Figure record extracts:
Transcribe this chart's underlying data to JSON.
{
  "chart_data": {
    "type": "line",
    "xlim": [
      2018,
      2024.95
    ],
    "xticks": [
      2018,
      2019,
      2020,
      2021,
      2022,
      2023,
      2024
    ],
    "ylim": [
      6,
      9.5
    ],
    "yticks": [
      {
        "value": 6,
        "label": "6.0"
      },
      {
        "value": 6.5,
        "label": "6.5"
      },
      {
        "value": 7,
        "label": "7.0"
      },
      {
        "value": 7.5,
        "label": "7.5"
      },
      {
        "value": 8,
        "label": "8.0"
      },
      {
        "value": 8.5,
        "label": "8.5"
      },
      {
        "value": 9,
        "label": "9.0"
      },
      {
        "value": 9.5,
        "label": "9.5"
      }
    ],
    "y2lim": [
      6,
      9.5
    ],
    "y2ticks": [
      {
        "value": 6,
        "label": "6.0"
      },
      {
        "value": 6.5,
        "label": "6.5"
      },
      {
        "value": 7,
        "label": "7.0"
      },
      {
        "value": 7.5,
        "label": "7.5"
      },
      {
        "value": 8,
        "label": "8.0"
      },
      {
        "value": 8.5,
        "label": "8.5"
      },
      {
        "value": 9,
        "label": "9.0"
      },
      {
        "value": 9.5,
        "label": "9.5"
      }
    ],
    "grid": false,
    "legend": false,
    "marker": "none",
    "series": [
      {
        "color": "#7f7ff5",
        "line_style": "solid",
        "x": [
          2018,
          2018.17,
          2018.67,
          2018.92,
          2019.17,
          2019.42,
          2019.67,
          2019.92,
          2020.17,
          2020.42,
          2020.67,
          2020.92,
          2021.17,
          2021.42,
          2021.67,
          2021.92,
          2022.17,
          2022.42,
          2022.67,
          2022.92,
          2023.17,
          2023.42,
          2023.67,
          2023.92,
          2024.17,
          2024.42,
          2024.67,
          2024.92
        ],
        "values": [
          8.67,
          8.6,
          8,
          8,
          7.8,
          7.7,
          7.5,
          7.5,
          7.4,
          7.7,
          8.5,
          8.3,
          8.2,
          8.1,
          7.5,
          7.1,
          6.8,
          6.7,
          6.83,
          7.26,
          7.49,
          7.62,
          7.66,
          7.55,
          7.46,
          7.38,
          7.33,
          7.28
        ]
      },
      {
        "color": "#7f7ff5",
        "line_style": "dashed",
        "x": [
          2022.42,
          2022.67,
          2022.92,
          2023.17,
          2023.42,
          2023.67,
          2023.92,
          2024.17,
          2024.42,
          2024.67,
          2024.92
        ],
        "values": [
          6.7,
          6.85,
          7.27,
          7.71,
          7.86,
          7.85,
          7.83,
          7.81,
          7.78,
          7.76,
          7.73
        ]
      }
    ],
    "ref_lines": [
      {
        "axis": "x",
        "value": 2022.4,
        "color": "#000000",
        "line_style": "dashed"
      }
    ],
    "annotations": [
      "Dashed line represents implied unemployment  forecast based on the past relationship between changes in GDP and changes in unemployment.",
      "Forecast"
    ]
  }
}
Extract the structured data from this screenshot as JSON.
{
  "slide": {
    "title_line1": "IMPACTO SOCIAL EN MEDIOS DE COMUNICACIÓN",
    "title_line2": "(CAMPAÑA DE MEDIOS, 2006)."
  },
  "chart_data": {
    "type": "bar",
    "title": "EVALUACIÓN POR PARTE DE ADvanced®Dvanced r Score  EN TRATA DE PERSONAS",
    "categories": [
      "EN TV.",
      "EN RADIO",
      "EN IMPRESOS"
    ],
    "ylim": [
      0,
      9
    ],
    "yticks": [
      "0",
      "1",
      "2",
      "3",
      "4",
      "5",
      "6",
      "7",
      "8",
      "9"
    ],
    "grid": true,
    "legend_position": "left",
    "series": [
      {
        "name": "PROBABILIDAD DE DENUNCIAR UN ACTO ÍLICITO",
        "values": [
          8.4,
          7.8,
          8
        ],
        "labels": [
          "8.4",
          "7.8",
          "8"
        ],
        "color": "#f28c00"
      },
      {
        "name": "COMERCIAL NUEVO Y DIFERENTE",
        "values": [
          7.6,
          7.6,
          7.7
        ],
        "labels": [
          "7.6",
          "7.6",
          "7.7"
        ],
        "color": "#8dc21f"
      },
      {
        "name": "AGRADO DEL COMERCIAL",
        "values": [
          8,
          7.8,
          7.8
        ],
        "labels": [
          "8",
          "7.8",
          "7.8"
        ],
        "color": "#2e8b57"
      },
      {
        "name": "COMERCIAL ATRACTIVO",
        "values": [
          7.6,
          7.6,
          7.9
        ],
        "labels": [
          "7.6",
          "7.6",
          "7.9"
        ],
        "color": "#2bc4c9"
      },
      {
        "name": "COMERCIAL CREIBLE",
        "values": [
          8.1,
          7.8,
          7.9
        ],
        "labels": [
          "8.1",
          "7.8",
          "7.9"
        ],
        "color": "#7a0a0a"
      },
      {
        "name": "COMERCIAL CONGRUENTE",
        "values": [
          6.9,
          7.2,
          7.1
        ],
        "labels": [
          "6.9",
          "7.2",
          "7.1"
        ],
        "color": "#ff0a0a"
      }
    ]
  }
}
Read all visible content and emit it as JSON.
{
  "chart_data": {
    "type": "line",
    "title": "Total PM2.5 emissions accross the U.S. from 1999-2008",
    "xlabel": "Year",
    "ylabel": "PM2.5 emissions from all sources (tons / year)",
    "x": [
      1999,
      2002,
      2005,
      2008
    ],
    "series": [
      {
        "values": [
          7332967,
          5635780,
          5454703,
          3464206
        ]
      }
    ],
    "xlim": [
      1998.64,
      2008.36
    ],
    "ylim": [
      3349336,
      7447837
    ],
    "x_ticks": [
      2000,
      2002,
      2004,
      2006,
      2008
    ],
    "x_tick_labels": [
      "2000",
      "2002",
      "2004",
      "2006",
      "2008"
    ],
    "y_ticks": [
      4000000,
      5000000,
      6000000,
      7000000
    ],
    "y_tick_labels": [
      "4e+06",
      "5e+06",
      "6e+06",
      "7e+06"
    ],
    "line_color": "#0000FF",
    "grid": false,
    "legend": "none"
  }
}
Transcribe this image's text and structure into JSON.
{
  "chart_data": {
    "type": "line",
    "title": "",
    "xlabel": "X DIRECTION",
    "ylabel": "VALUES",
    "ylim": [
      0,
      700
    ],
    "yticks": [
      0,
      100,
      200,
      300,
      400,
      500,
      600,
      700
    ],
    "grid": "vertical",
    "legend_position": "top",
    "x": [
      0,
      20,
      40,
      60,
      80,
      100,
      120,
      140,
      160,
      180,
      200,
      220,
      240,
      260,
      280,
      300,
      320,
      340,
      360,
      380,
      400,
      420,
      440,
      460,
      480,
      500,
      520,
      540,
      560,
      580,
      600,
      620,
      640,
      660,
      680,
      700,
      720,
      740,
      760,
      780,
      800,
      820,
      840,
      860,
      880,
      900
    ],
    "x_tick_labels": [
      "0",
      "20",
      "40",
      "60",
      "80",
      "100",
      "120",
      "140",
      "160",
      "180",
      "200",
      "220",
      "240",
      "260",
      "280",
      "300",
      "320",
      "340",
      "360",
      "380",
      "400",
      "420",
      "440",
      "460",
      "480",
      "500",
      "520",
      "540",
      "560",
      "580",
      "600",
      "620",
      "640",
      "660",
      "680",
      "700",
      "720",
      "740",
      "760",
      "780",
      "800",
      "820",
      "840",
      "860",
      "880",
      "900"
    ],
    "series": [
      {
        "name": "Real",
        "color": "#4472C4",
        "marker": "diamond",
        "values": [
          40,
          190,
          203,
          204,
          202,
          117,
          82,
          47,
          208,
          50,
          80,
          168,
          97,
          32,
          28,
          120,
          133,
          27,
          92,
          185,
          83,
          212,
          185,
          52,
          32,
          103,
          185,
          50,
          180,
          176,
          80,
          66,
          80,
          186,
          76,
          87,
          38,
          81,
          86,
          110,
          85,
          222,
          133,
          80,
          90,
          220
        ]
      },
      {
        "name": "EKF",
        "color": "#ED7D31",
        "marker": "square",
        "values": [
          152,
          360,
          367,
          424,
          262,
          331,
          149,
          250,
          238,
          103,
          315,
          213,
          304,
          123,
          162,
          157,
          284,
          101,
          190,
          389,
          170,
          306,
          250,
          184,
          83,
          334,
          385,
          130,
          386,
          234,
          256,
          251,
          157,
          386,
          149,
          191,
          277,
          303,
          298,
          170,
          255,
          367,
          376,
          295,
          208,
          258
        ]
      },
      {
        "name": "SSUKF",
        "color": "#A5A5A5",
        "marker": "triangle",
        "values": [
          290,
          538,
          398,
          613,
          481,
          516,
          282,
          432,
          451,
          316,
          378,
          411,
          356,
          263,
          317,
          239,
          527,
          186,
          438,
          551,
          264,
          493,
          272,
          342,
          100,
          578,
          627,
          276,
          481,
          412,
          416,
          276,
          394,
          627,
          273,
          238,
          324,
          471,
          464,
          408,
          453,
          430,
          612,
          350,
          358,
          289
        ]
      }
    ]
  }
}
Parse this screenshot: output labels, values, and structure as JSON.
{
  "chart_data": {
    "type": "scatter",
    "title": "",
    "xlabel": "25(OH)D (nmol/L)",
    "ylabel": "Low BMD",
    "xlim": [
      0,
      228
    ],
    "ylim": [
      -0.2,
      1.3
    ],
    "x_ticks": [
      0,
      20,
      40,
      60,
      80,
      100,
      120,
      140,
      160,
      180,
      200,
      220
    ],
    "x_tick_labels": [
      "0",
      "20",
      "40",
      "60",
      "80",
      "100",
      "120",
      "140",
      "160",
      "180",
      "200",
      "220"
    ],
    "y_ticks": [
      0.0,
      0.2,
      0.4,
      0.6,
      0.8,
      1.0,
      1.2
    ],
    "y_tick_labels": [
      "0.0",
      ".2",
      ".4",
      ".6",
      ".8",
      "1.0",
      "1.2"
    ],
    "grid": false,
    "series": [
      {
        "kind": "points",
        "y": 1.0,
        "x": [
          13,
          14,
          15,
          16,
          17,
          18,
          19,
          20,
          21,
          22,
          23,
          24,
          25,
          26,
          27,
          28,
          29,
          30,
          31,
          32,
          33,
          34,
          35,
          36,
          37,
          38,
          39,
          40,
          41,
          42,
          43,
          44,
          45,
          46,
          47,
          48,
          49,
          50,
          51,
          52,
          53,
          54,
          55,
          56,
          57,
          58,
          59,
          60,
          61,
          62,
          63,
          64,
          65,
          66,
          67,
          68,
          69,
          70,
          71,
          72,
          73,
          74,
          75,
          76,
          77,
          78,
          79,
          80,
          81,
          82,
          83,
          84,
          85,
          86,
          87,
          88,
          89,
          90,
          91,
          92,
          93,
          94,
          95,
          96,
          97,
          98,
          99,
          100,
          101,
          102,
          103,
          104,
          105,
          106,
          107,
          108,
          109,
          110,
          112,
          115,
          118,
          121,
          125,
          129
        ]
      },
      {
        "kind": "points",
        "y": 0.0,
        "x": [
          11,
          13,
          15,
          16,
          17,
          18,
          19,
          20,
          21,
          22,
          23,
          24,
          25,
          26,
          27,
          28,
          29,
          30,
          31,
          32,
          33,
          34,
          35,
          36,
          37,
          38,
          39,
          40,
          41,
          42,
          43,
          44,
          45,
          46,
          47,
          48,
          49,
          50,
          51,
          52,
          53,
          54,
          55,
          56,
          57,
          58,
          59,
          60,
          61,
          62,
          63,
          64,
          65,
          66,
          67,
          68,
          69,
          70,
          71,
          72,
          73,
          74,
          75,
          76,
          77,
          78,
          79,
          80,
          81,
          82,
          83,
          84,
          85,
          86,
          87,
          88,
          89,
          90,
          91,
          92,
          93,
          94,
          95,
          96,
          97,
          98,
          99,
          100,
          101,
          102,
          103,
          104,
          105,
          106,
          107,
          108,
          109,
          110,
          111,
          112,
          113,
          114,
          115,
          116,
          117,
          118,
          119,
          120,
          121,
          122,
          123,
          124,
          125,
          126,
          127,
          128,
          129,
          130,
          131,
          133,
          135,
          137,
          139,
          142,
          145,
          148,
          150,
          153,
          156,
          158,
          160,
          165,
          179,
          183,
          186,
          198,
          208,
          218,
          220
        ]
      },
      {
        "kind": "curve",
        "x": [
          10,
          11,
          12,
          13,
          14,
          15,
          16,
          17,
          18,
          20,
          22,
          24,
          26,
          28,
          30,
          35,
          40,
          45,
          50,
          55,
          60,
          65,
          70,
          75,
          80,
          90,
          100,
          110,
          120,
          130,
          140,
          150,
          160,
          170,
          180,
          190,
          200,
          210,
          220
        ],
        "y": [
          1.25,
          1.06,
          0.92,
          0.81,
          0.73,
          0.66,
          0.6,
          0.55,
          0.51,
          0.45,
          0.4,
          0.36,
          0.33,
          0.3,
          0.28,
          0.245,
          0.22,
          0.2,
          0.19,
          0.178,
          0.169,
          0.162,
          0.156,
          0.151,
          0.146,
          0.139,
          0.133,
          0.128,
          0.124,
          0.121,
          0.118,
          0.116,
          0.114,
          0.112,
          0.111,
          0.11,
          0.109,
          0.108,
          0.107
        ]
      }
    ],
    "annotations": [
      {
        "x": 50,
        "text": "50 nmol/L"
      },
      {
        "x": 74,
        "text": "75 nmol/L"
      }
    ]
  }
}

Work to be completed: Extract each line from the listing that holds the word "Transcribe".

Solution to the exercise:
Transcribe this chart's underlying data to JSON.
Transcribe this image's text and structure into JSON.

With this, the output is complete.